[begin EXERCISE MATERIALS]

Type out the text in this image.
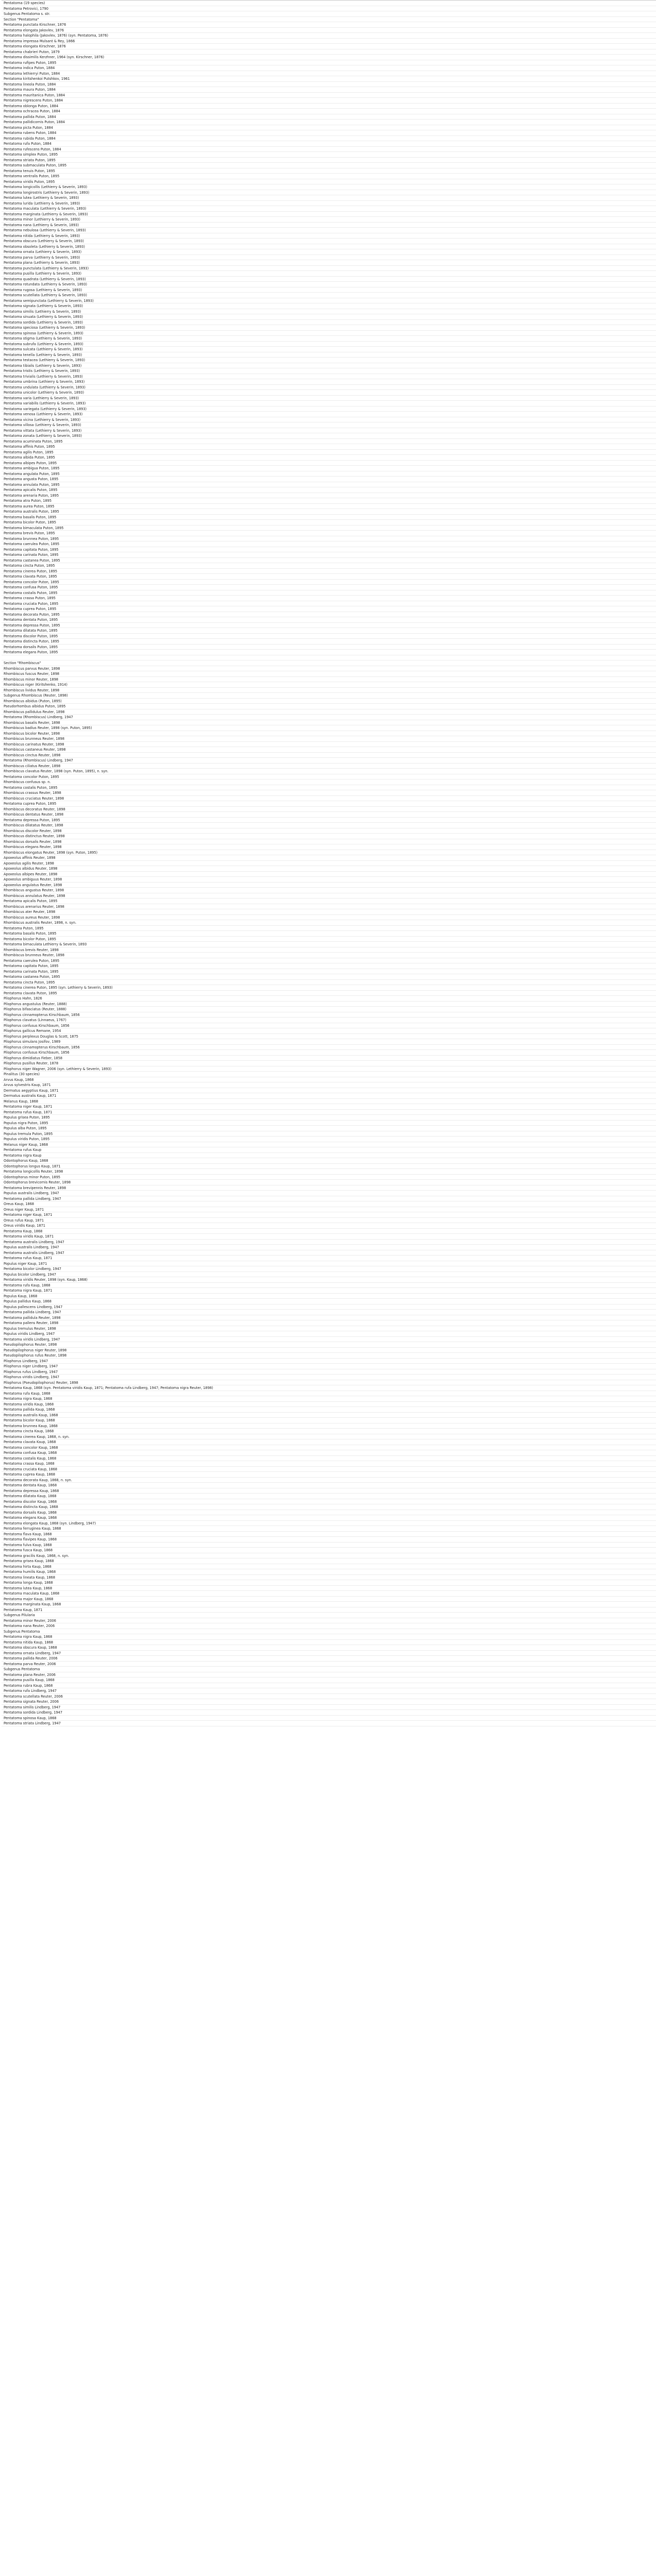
Pentatoma (19 species)
Pentatoma Petrovici, 1790
Subgenus Pentatoma s. str.
Section "Pentatoma"
Pentatoma punctata Kirschner, 1876
Pentatoma elongata Jakovlev, 1876
Pentatoma halophila (Jakovlev, 1876) (syn. Pentatoma, 1876)
Pentatoma impressa Mulsant & Rey, 1866
Pentatoma elongata Kirschner, 1876
Pentatoma chabrieri Puton, 1879
Pentatoma dissimilis Kerzhner, 1964 (syn. Kirschner, 1876)
Pentatoma rufipes Puton, 1895
Pentatoma indica Puton, 1884
Pentatoma lethierryi Puton, 1884
Pentatoma kiritshenkoi Putshkov, 1961
Pentatoma lineola Puton, 1884
Pentatoma maura Puton, 1884
Pentatoma mauritanica Puton, 1884
Pentatoma nigrescens Puton, 1884
Pentatoma oblonga Puton, 1884
Pentatoma ochracea Puton, 1884
Pentatoma pallida Puton, 1884
Pentatoma pallidicornis Puton, 1884
Pentatoma picta Puton, 1884
Pentatoma rubens Puton, 1884
Pentatoma rubida Puton, 1884
Pentatoma rufa Puton, 1884
Pentatoma rufescens Puton, 1884
Pentatoma simplex Puton, 1895
Pentatoma striata Puton, 1895
Pentatoma submaculata Puton, 1895
Pentatoma tenuis Puton, 1895
Pentatoma ventralis Puton, 1895
Pentatoma viridis Puton, 1895
Pentatoma longicollis (Lethierry & Severin, 1893)
Pentatoma longirostris (Lethierry & Severin, 1893)
Pentatoma lutea (Lethierry & Severin, 1893)
Pentatoma lurida (Lethierry & Severin, 1893)
Pentatoma maculata (Lethierry & Severin, 1893)
Pentatoma marginata (Lethierry & Severin, 1893)
Pentatoma minor (Lethierry & Severin, 1893)
Pentatoma nana (Lethierry & Severin, 1893)
Pentatoma nebulosa (Lethierry & Severin, 1893)
Pentatoma nitida (Lethierry & Severin, 1893)
Pentatoma obscura (Lethierry & Severin, 1893)
Pentatoma obsoleta (Lethierry & Severin, 1893)
Pentatoma ornata (Lethierry & Severin, 1893)
Pentatoma parva (Lethierry & Severin, 1893)
Pentatoma plana (Lethierry & Severin, 1893)
Pentatoma punctulata (Lethierry & Severin, 1893)
Pentatoma pusilla (Lethierry & Severin, 1893)
Pentatoma quadrata (Lethierry & Severin, 1893)
Pentatoma rotundata (Lethierry & Severin, 1893)
Pentatoma rugosa (Lethierry & Severin, 1893)
Pentatoma scutellata (Lethierry & Severin, 1893)
Pentatoma semipunctata (Lethierry & Severin, 1893)
Pentatoma signata (Lethierry & Severin, 1893)
Pentatoma similis (Lethierry & Severin, 1893)
Pentatoma sinuata (Lethierry & Severin, 1893)
Pentatoma sordida (Lethierry & Severin, 1893)
Pentatoma speciosa (Lethierry & Severin, 1893)
Pentatoma spinosa (Lethierry & Severin, 1893)
Pentatoma stigma (Lethierry & Severin, 1893)
Pentatoma subrufa (Lethierry & Severin, 1893)
Pentatoma sulcata (Lethierry & Severin, 1893)
Pentatoma tenella (Lethierry & Severin, 1893)
Pentatoma testacea (Lethierry & Severin, 1893)
Pentatoma tibialis (Lethierry & Severin, 1893)
Pentatoma tristis (Lethierry & Severin, 1893)
Pentatoma trivialis (Lethierry & Severin, 1893)
Pentatoma umbrina (Lethierry & Severin, 1893)
Pentatoma undulata (Lethierry & Severin, 1893)
Pentatoma unicolor (Lethierry & Severin, 1893)
Pentatoma varia (Lethierry & Severin, 1893)
Pentatoma variabilis (Lethierry & Severin, 1893)
Pentatoma variegata (Lethierry & Severin, 1893)
Pentatoma venosa (Lethierry & Severin, 1893)
Pentatoma vicina (Lethierry & Severin, 1893)
Pentatoma villosa (Lethierry & Severin, 1893)
Pentatoma vittata (Lethierry & Severin, 1893)
Pentatoma zonata (Lethierry & Severin, 1893)
Pentatoma acuminata Puton, 1895
Pentatoma affinis Puton, 1895
Pentatoma agilis Puton, 1895
Pentatoma albida Puton, 1895
Pentatoma albipes Puton, 1895
Pentatoma ambigua Puton, 1895
Pentatoma angulata Puton, 1895
Pentatoma angusta Puton, 1895
Pentatoma annulata Puton, 1895
Pentatoma apicalis Puton, 1895
Pentatoma arenaria Puton, 1895
Pentatoma atra Puton, 1895
Pentatoma aurea Puton, 1895
Pentatoma australis Puton, 1895
Pentatoma basalis Puton, 1895
Pentatoma bicolor Puton, 1895
Pentatoma bimaculata Puton, 1895
Pentatoma brevis Puton, 1895
Pentatoma brunnea Puton, 1895
Pentatoma caerulea Puton, 1895
Pentatoma capitata Puton, 1895
Pentatoma carinata Puton, 1895
Pentatoma castanea Puton, 1895
Pentatoma cincta Puton, 1895
Pentatoma cinerea Puton, 1895
Pentatoma clavata Puton, 1895
Pentatoma concolor Puton, 1895
Pentatoma confusa Puton, 1895
Pentatoma costalis Puton, 1895
Pentatoma crassa Puton, 1895
Pentatoma cruciata Puton, 1895
Pentatoma cuprea Puton, 1895
Pentatoma decorata Puton, 1895
Pentatoma dentata Puton, 1895
Pentatoma depressa Puton, 1895
Pentatoma dilatata Puton, 1895
Pentatoma discolor Puton, 1895
Pentatoma distincta Puton, 1895
Pentatoma dorsalis Puton, 1895
Pentatoma elegans Puton, 1895
Section "Rhombiscus"
Rhombiscus parvus Reuter, 1898
Rhombiscus fuscus Reuter, 1898
Rhombiscus minor Reuter, 1898
Rhombiscus niger (Kiritshenko, 1914)
Rhombiscus lividus Reuter, 1898
Subgenus Rhombiscus (Reuter, 1898)
Rhombiscus albidus (Puton, 1895)
Pseudorhombus albidus Puton, 1895
Rhombiscus pallidulus Reuter, 1898
Pentatoma (Rhombiscus) Lindberg, 1947
Rhombiscus basalis Reuter, 1898
Rhombiscus badius Reuter, 1898 (syn. Puton, 1895)
Rhombiscus bicolor Reuter, 1898
Rhombiscus brunneus Reuter, 1898
Rhombiscus carinatus Reuter, 1898
Rhombiscus castaneus Reuter, 1898
Rhombiscus cinctus Reuter, 1898
Pentatoma (Rhombiscus) Lindberg, 1947
Rhombiscus ciliatus Reuter, 1898
Rhombiscus clavatus Reuter, 1898 (syn. Puton, 1895), n. syn.
Pentatoma concolor Puton, 1895
Rhombiscus confusus sp. n.
Pentatoma costalis Puton, 1895
Rhombiscus crassus Reuter, 1898
Rhombiscus cruciatus Reuter, 1898
Pentatoma cuprea Puton, 1895
Rhombiscus decoratus Reuter, 1898
Rhombiscus dentatus Reuter, 1898
Pentatoma depressa Puton, 1895
Rhombiscus dilatatus Reuter, 1898
Rhombiscus discolor Reuter, 1898
Rhombiscus distinctus Reuter, 1898
Rhombiscus dorsalis Reuter, 1898
Rhombiscus elegans Reuter, 1898
Rhombiscus elongatus Reuter, 1898 (syn. Puton, 1895)
Apoxeolus affinis Reuter, 1898
Apoxeolus agilis Reuter, 1898
Apoxeolus albidus Reuter, 1898
Apoxeolus albipes Reuter, 1898
Apoxeolus ambiguus Reuter, 1898
Apoxeolus angulatus Reuter, 1898
Rhombiscus angustus Reuter, 1898
Rhombiscus annulatus Reuter, 1898
Pentatoma apicalis Puton, 1895
Rhombiscus arenarius Reuter, 1898
Rhombiscus ater Reuter, 1898
Rhombiscus aureus Reuter, 1898
Rhombiscus australis Reuter, 1898, n. syn.
Pentatoma Puton, 1895
Pentatoma basalis Puton, 1895
Pentatoma bicolor Puton, 1895
Pentatoma bimaculata Lethierry & Severin, 1893
Rhombiscus brevis Reuter, 1898
Rhombiscus brunneus Reuter, 1898
Pentatoma caerulea Puton, 1895
Pentatoma capitata Puton, 1895
Pentatoma carinata Puton, 1895
Pentatoma castanea Puton, 1895
Pentatoma cincta Puton, 1895
Pentatoma cinerea Puton, 1895 (syn. Lethierry & Severin, 1893)
Pentatoma clavata Puton, 1895
Pilophorus Hahn, 1826
Pilophorus angustulus (Reuter, 1888)
Pilophorus bifasciatus (Reuter, 1888)
Pilophorus cinnamopterus Kirschbaum, 1856
Pilophorus clavatus (Linnaeus, 1767)
Pilophorus confusus Kirschbaum, 1856
Pilophorus gallicus Remane, 1954
Pilophorus perplexus Douglas & Scott, 1875
Pilophorus simulans Josifov, 1989
Pilophorus cinnamopterus Kirschbaum, 1856
Pilophorus confusus Kirschbaum, 1856
Pilophorus dimidiatus Fieber, 1858
Pilophorus pusillus Reuter, 1878
Pilophorus niger Wagner, 2006 (syn. Lethierry & Severin, 1893)
Pinalitus (30 species)
Arvus Kaup, 1868
Arvus sylvestris Kaup, 1871
Dermatus aegyptius Kaup, 1871
Dermatus australis Kaup, 1871
Melanus Kaup, 1868
Pentatoma niger Kaup, 1871
Pentatoma rufus Kaup, 1871
Populus grisea Puton, 1895
Populus nigra Puton, 1895
Populus alba Puton, 1895
Populus tremula Puton, 1895
Populus viridis Puton, 1895
Melanus niger Kaup, 1868
Pentatoma rufus Kaup
Pentatoma nigra Kaup
Odontophorus Kaup, 1868
Odontophorus longus Kaup, 1871
Pentatoma longicollis Reuter, 1898
Odontophorus minor Puton, 1895
Odontophorus brevicornis Reuter, 1898
Pentatoma brevipennis Reuter, 1898
Populus australis Lindberg, 1947
Pentatoma pallida Lindberg, 1947
Oreus Kaup, 1868
Oreus niger Kaup, 1871
Pentatoma niger Kaup, 1871
Oreus rufus Kaup, 1871
Oreus viridis Kaup, 1871
Pentatoma Kaup, 1868
Pentatoma viridis Kaup, 1871
Pentatoma australis Lindberg, 1947
Populus australis Lindberg, 1947
Pentatoma australis Lindberg, 1947
Pentatoma rufus Kaup, 1871
Populus niger Kaup, 1871
Pentatoma bicolor Lindberg, 1947
Populus bicolor Lindberg, 1947
Pentatoma viridis Reuter, 1898 (syn. Kaup, 1868)
Pentatoma rufa Kaup, 1868
Pentatoma nigra Kaup, 1871
Populus Kaup, 1868
Populus pallidus Kaup, 1868
Populus pallescens Lindberg, 1947
Pentatoma pallida Lindberg, 1947
Pentatoma pallidula Reuter, 1898
Pentatoma pallens Reuter, 1898
Populus tremulus Reuter, 1898
Populus viridis Lindberg, 1947
Pentatoma viridis Lindberg, 1947
Pseudopilophorus Reuter, 1898
Pseudopilophorus niger Reuter, 1898
Pseudopilophorus rufus Reuter, 1898
Pilophorus Lindberg, 1947
Pilophorus niger Lindberg, 1947
Pilophorus rufus Lindberg, 1947
Pilophorus viridis Lindberg, 1947
Pilophorus (Pseudopilophorus) Reuter, 1898
Pentatoma Kaup, 1868 (syn. Pentatoma viridis Kaup, 1871; Pentatoma rufa Lindberg, 1947; Pentatoma nigra Reuter, 1898)
Pentatoma rufa Kaup, 1868
Pentatoma nigra Kaup, 1868
Pentatoma viridis Kaup, 1868
Pentatoma pallida Kaup, 1868
Pentatoma australis Kaup, 1868
Pentatoma bicolor Kaup, 1868
Pentatoma brunnea Kaup, 1868
Pentatoma cincta Kaup, 1868
Pentatoma cinerea Kaup, 1868, n. syn.
Pentatoma clavata Kaup, 1868
Pentatoma concolor Kaup, 1868
Pentatoma confusa Kaup, 1868
Pentatoma costalis Kaup, 1868
Pentatoma crassa Kaup, 1868
Pentatoma cruciata Kaup, 1868
Pentatoma cuprea Kaup, 1868
Pentatoma decorata Kaup, 1868, n. syn.
Pentatoma dentata Kaup, 1868
Pentatoma depressa Kaup, 1868
Pentatoma dilatata Kaup, 1868
Pentatoma discolor Kaup, 1868
Pentatoma distincta Kaup, 1868
Pentatoma dorsalis Kaup, 1868
Pentatoma elegans Kaup, 1868
Pentatoma elongata Kaup, 1868 (syn. Lindberg, 1947)
Pentatoma ferruginea Kaup, 1868
Pentatoma flava Kaup, 1868
Pentatoma flavipes Kaup, 1868
Pentatoma fulva Kaup, 1868
Pentatoma fusca Kaup, 1868
Pentatoma gracilis Kaup, 1868, n. syn.
Pentatoma grisea Kaup, 1868
Pentatoma hirta Kaup, 1868
Pentatoma humilis Kaup, 1868
Pentatoma lineata Kaup, 1868
Pentatoma longa Kaup, 1868
Pentatoma lutea Kaup, 1868
Pentatoma maculata Kaup, 1868
Pentatoma major Kaup, 1868
Pentatoma marginata Kaup, 1868
Pentatoma Kaup, 1871
Subgenus Pilularia
Pentatoma minor Reuter, 2006
Pentatoma nana Reuter, 2006
Subgenus Pentatoma
Pentatoma nigra Kaup, 1868
Pentatoma nitida Kaup, 1868
Pentatoma obscura Kaup, 1868
Pentatoma ornata Lindberg, 1947
Pentatoma pallida Reuter, 2006
Pentatoma parva Reuter, 2006
Subgenus Pentatoma
Pentatoma plana Reuter, 2006
Pentatoma pusilla Kaup, 1868
Pentatoma rubra Kaup, 1868
Pentatoma rufa Lindberg, 1947
Pentatoma scutellata Reuter, 2006
Pentatoma signata Reuter, 2006
Pentatoma similis Lindberg, 1947
Pentatoma sordida Lindberg, 1947
Pentatoma spinosa Kaup, 1868
Pentatoma striata Lindberg, 1947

[end EXERCISE MATERIALS]

→ **WHAT IS REQUIRED**
Pull every line containing "Apoxeolus" out of the data above.

→ **EXERCISE OUTPUT**
Apoxeolus affinis Reuter, 1898
Apoxeolus agilis Reuter, 1898
Apoxeolus albidus Reuter, 1898
Apoxeolus albipes Reuter, 1898
Apoxeolus ambiguus Reuter, 1898
Apoxeolus angulatus Reuter, 1898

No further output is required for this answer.